=== Input rows ===

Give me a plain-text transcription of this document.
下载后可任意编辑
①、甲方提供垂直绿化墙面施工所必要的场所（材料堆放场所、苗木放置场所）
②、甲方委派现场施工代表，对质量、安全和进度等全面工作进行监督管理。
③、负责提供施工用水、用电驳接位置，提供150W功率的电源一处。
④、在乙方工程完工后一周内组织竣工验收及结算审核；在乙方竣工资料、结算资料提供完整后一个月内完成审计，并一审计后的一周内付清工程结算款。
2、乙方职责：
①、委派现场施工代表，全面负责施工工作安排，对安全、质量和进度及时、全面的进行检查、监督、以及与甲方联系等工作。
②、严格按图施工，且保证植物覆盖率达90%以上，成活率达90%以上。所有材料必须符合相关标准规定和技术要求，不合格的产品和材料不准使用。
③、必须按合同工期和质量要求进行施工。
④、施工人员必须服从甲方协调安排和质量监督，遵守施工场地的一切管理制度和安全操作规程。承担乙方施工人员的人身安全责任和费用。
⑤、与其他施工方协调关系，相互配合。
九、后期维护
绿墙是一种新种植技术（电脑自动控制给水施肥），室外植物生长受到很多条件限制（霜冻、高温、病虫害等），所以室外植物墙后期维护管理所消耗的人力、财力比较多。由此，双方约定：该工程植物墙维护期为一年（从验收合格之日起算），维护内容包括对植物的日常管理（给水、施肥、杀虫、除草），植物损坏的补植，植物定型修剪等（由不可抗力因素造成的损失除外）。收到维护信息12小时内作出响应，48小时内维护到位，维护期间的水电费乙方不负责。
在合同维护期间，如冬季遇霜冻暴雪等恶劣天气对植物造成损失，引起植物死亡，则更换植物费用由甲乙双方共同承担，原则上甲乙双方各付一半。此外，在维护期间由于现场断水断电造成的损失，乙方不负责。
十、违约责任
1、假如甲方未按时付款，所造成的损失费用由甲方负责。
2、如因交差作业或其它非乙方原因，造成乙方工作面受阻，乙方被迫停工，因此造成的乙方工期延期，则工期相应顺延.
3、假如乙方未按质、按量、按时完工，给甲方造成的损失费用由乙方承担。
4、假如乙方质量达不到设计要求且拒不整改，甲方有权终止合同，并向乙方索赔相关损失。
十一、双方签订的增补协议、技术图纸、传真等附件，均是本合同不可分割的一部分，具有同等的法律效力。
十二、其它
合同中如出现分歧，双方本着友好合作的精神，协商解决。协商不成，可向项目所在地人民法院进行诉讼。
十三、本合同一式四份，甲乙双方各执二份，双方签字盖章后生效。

===

◆ Your task
Nothing may be left out: return each entry exactly as it reads.

◆ Written response
Give me a plain-text transcription of this document.
下载后可任意编辑
①、甲方提供垂直绿化墙面施工所必要的场所（材料堆放场所、苗木放置场所）
②、甲方委派现场施工代表，对质量、安全和进度等全面工作进行监督管理。
③、负责提供施工用水、用电驳接位置，提供150W功率的电源一处。
④、在乙方工程完工后一周内组织竣工验收及结算审核；在乙方竣工资料、结算资料提供完整后一个月内完成审计，并一审计后的一周内付清工程结算款。
2、乙方职责：
①、委派现场施工代表，全面负责施工工作安排，对安全、质量和进度及时、全面的进行检查、监督、以及与甲方联系等工作。
②、严格按图施工，且保证植物覆盖率达90%以上，成活率达90%以上。所有材料必须符合相关标准规定和技术要求，不合格的产品和材料不准使用。
③、必须按合同工期和质量要求进行施工。
④、施工人员必须服从甲方协调安排和质量监督，遵守施工场地的一切管理制度和安全操作规程。承担乙方施工人员的人身安全责任和费用。
⑤、与其他施工方协调关系，相互配合。
九、后期维护
绿墙是一种新种植技术（电脑自动控制给水施肥），室外植物生长受到很多条件限制（霜冻、高温、病虫害等），所以室外植物墙后期维护管理所消耗的人力、财力比较多。由此，双方约定：该工程植物墙维护期为一年（从验收合格之日起算），维护内容包括对植物的日常管理（给水、施肥、杀虫、除草），植物损坏的补植，植物定型修剪等（由不可抗力因素造成的损失除外）。收到维护信息12小时内作出响应，48小时内维护到位，维护期间的水电费乙方不负责。
在合同维护期间，如冬季遇霜冻暴雪等恶劣天气对植物造成损失，引起植物死亡，则更换植物费用由甲乙双方共同承担，原则上甲乙双方各付一半。此外，在维护期间由于现场断水断电造成的损失，乙方不负责。
十、违约责任
1、假如甲方未按时付款，所造成的损失费用由甲方负责。
2、如因交差作业或其它非乙方原因，造成乙方工作面受阻，乙方被迫停工，因此造成的乙方工期延期，则工期相应顺延.
3、假如乙方未按质、按量、按时完工，给甲方造成的损失费用由乙方承担。
4、假如乙方质量达不到设计要求且拒不整改，甲方有权终止合同，并向乙方索赔相关损失。
十一、双方签订的增补协议、技术图纸、传真等附件，均是本合同不可分割的一部分，具有同等的法律效力。
十二、其它
合同中如出现分歧，双方本着友好合作的精神，协商解决。协商不成，可向项目所在地人民法院进行诉讼。
十三、本合同一式四份，甲乙双方各执二份，双方签字盖章后生效。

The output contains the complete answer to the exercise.